Short task: Which lines contain the string "Клубная"? Please list every one of them.

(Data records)
## START

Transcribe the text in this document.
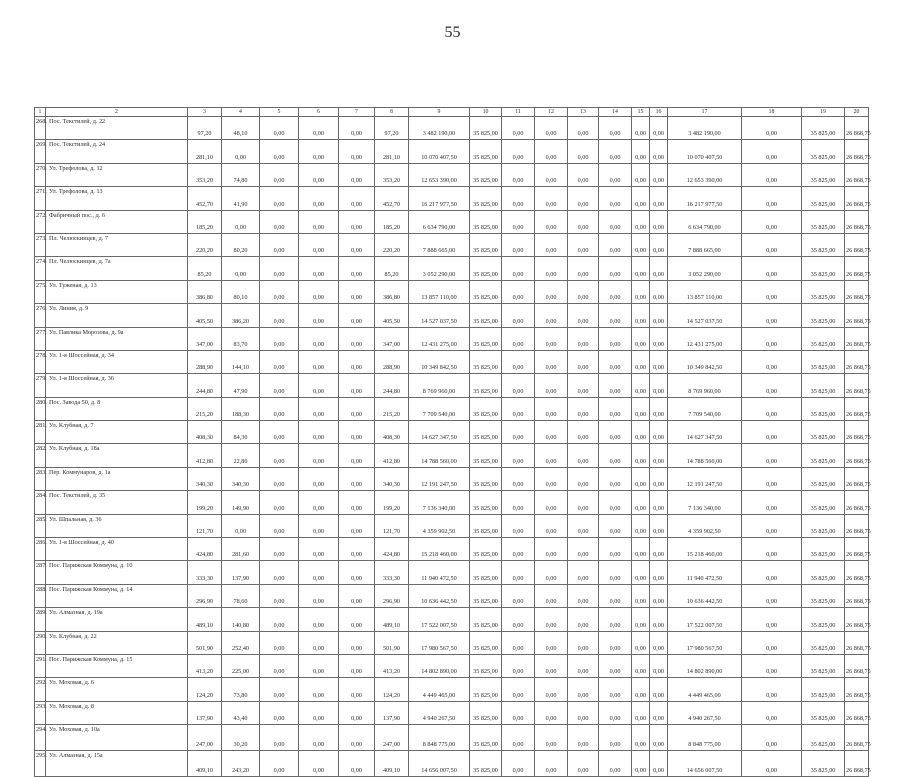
55
1	2	3	4	5	6	7	8	9	10	11	12	13	14	15	16	17	18	19	20
268.	Пос. Текстилей, д. 22	97,20	48,10	0,00	0,00	0,00	97,20	3 482 190,00	35 825,00	0,00	0,00	0,00	0,00	0,00	0,00	3 482 190,00	0,00	35 825,00	26 868,75
269.	Пос. Текстилей, д. 24	281,10	0,00	0,00	0,00	0,00	281,10	10 070 407,50	35 825,00	0,00	0,00	0,00	0,00	0,00	0,00	10 070 407,50	0,00	35 825,00	26 868,75
270.	Ул. Трефолова, д. 12	353,20	74,80	0,00	0,00	0,00	353,20	12 653 390,00	35 825,00	0,00	0,00	0,00	0,00	0,00	0,00	12 653 390,00	0,00	35 825,00	26 868,75
271.	Ул. Трефолова, д. 13	452,70	41,90	0,00	0,00	0,00	452,70	16 217 977,50	35 825,00	0,00	0,00	0,00	0,00	0,00	0,00	16 217 977,50	0,00	35 825,00	26 868,75
272.	Фабричный пос., д. 6	185,20	0,00	0,00	0,00	0,00	185,20	6 634 790,00	35 825,00	0,00	0,00	0,00	0,00	0,00	0,00	6 634 790,00	0,00	35 825,00	26 868,75
273.	Пл. Челюскинцев, д. 7	220,20	80,20	0,00	0,00	0,00	220,20	7 888 665,00	35 825,00	0,00	0,00	0,00	0,00	0,00	0,00	7 888 665,00	0,00	35 825,00	26 868,75
274.	Пл. Челюскинцев, д. 7а	85,20	0,00	0,00	0,00	0,00	85,20	3 052 290,00	35 825,00	0,00	0,00	0,00	0,00	0,00	0,00	3 052 290,00	0,00	35 825,00	26 868,75
275.	Ул. Туженая, д. 13	386,80	80,10	0,00	0,00	0,00	386,80	13 857 110,00	35 825,00	0,00	0,00	0,00	0,00	0,00	0,00	13 857 110,00	0,00	35 825,00	26 868,75
276.	Ул. Линия, д. 9	405,50	386,20	0,00	0,00	0,00	405,50	14 527 037,50	35 825,00	0,00	0,00	0,00	0,00	0,00	0,00	14 527 037,50	0,00	35 825,00	26 868,75
277.	Ул. Павлика Морозова, д. 9а	347,00	83,70	0,00	0,00	0,00	347,00	12 431 275,00	35 825,00	0,00	0,00	0,00	0,00	0,00	0,00	12 431 275,00	0,00	35 825,00	26 868,75
278.	Ул. 1-я Шоссейная, д. 34	288,90	144,10	0,00	0,00	0,00	288,90	10 349 842,50	35 825,00	0,00	0,00	0,00	0,00	0,00	0,00	10 349 842,50	0,00	35 825,00	26 868,75
279.	Ул. 1-я Шоссейная, д. 36	244,80	47,90	0,00	0,00	0,00	244,80	8 769 960,00	35 825,00	0,00	0,00	0,00	0,00	0,00	0,00	8 769 960,00	0,00	35 825,00	26 868,75
280.	Пос. Завода 50, д. 8	215,20	188,30	0,00	0,00	0,00	215,20	7 709 540,00	35 825,00	0,00	0,00	0,00	0,00	0,00	0,00	7 709 540,00	0,00	35 825,00	26 868,75
281.	Ул. Клубная, д. 7	408,30	84,30	0,00	0,00	0,00	408,30	14 627 347,50	35 825,00	0,00	0,00	0,00	0,00	0,00	0,00	14 627 347,50	0,00	35 825,00	26 868,75
282.	Ул. Клубная, д. 18а	412,80	22,80	0,00	0,00	0,00	412,80	14 788 560,00	35 825,00	0,00	0,00	0,00	0,00	0,00	0,00	14 788 560,00	0,00	35 825,00	26 868,75
283.	Пер. Коммунаров, д. 1а	340,30	340,30	0,00	0,00	0,00	340,30	12 191 247,50	35 825,00	0,00	0,00	0,00	0,00	0,00	0,00	12 191 247,50	0,00	35 825,00	26 868,75
284.	Пос. Текстилей, д. 35	199,20	149,90	0,00	0,00	0,00	199,20	7 136 340,00	35 825,00	0,00	0,00	0,00	0,00	0,00	0,00	7 136 340,00	0,00	35 825,00	26 868,75
285.	Ул. Шпальная, д. 36	121,70	0,00	0,00	0,00	0,00	121,70	4 359 902,50	35 825,00	0,00	0,00	0,00	0,00	0,00	0,00	4 359 902,50	0,00	35 825,00	26 868,75
286.	Ул. 1-я Шоссейная, д. 40	424,80	281,60	0,00	0,00	0,00	424,80	15 218 460,00	35 825,00	0,00	0,00	0,00	0,00	0,00	0,00	15 218 460,00	0,00	35 825,00	26 868,75
287.	Пос. Парижская Коммуна, д. 10	333,30	137,90	0,00	0,00	0,00	333,30	11 940 472,50	35 825,00	0,00	0,00	0,00	0,00	0,00	0,00	11 940 472,50	0,00	35 825,00	26 868,75
288.	Пос. Парижская Коммуна, д. 14	296,90	78,60	0,00	0,00	0,00	296,90	10 636 442,50	35 825,00	0,00	0,00	0,00	0,00	0,00	0,00	10 636 442,50	0,00	35 825,00	26 868,75
289.	Ул. Алмазная, д. 19а	489,10	140,80	0,00	0,00	0,00	489,10	17 522 007,50	35 825,00	0,00	0,00	0,00	0,00	0,00	0,00	17 522 007,50	0,00	35 825,00	26 868,75
290.	Ул. Клубная, д. 22	501,90	252,40	0,00	0,00	0,00	501,90	17 980 567,50	35 825,00	0,00	0,00	0,00	0,00	0,00	0,00	17 980 567,50	0,00	35 825,00	26 868,75
291.	Пос. Парижская Коммуна, д. 15	413,20	225,00	0,00	0,00	0,00	413,20	14 802 890,00	35 825,00	0,00	0,00	0,00	0,00	0,00	0,00	14 802 890,00	0,00	35 825,00	26 868,75
292.	Ул. Моховая, д. 6	124,20	73,80	0,00	0,00	0,00	124,20	4 449 465,00	35 825,00	0,00	0,00	0,00	0,00	0,00	0,00	4 449 465,00	0,00	35 825,00	26 868,75
293.	Ул. Моховая, д. 8	137,90	43,40	0,00	0,00	0,00	137,90	4 940 267,50	35 825,00	0,00	0,00	0,00	0,00	0,00	0,00	4 940 267,50	0,00	35 825,00	26 868,75
294.	Ул. Моховая, д. 10а	247,00	30,20	0,00	0,00	0,00	247,00	8 848 775,00	35 825,00	0,00	0,00	0,00	0,00	0,00	0,00	8 848 775,00	0,00	35 825,00	26 868,75
295.	Ул. Алмазная, д. 15а	409,10	243,20	0,00	0,00	0,00	409,10	14 656 007,50	35 825,00	0,00	0,00	0,00	0,00	0,00	0,00	14 656 007,50	0,00	35 825,00	26 868,75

## END

Task result:
281.	Ул. Клубная, д. 7	408,30	84,30	0,00	0,00	0,00	408,30	14 627 347,50	35 825,00	0,00	0,00	0,00	0,00	0,00	0,00	14 627 347,50	0,00	35 825,00	26 868,75
282.	Ул. Клубная, д. 18а	412,80	22,80	0,00	0,00	0,00	412,80	14 788 560,00	35 825,00	0,00	0,00	0,00	0,00	0,00	0,00	14 788 560,00	0,00	35 825,00	26 868,75
290.	Ул. Клубная, д. 22	501,90	252,40	0,00	0,00	0,00	501,90	17 980 567,50	35 825,00	0,00	0,00	0,00	0,00	0,00	0,00	17 980 567,50	0,00	35 825,00	26 868,75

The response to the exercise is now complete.